▶ **OBJECTIVE**
Would you return the complete listing below word for word?

--- START OF ENTRIES ---

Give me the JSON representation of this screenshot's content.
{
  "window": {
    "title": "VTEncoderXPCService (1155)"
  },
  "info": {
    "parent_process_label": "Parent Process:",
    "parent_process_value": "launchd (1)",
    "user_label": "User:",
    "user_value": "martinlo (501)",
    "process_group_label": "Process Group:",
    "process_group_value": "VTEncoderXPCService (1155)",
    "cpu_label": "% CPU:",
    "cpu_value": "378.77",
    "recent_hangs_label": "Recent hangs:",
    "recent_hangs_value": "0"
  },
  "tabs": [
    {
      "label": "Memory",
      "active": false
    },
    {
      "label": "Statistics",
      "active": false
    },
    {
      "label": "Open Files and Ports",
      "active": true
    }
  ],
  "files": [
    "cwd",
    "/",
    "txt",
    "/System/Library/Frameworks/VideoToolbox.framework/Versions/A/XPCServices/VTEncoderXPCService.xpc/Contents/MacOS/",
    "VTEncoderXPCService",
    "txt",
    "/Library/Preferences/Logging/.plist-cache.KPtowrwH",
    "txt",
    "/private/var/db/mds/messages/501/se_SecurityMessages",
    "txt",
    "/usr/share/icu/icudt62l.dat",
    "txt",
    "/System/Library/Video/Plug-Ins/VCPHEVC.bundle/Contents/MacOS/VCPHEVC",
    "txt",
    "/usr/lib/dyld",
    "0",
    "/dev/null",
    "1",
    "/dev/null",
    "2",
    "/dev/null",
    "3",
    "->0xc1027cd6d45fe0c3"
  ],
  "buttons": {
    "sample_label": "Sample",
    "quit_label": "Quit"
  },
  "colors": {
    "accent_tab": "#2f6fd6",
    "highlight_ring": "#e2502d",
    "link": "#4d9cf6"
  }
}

--- END OF ENTRIES ---

▶ **FINAL ANSWER**
Give me the JSON representation of this screenshot's content.
{
  "window": {
    "title": "VTEncoderXPCService (1155)"
  },
  "info": {
    "parent_process_label": "Parent Process:",
    "parent_process_value": "launchd (1)",
    "user_label": "User:",
    "user_value": "martinlo (501)",
    "process_group_label": "Process Group:",
    "process_group_value": "VTEncoderXPCService (1155)",
    "cpu_label": "% CPU:",
    "cpu_value": "378.77",
    "recent_hangs_label": "Recent hangs:",
    "recent_hangs_value": "0"
  },
  "tabs": [
    {
      "label": "Memory",
      "active": false
    },
    {
      "label": "Statistics",
      "active": false
    },
    {
      "label": "Open Files and Ports",
      "active": true
    }
  ],
  "files": [
    "cwd",
    "/",
    "txt",
    "/System/Library/Frameworks/VideoToolbox.framework/Versions/A/XPCServices/VTEncoderXPCService.xpc/Contents/MacOS/",
    "VTEncoderXPCService",
    "txt",
    "/Library/Preferences/Logging/.plist-cache.KPtowrwH",
    "txt",
    "/private/var/db/mds/messages/501/se_SecurityMessages",
    "txt",
    "/usr/share/icu/icudt62l.dat",
    "txt",
    "/System/Library/Video/Plug-Ins/VCPHEVC.bundle/Contents/MacOS/VCPHEVC",
    "txt",
    "/usr/lib/dyld",
    "0",
    "/dev/null",
    "1",
    "/dev/null",
    "2",
    "/dev/null",
    "3",
    "->0xc1027cd6d45fe0c3"
  ],
  "buttons": {
    "sample_label": "Sample",
    "quit_label": "Quit"
  },
  "colors": {
    "accent_tab": "#2f6fd6",
    "highlight_ring": "#e2502d",
    "link": "#4d9cf6"
  }
}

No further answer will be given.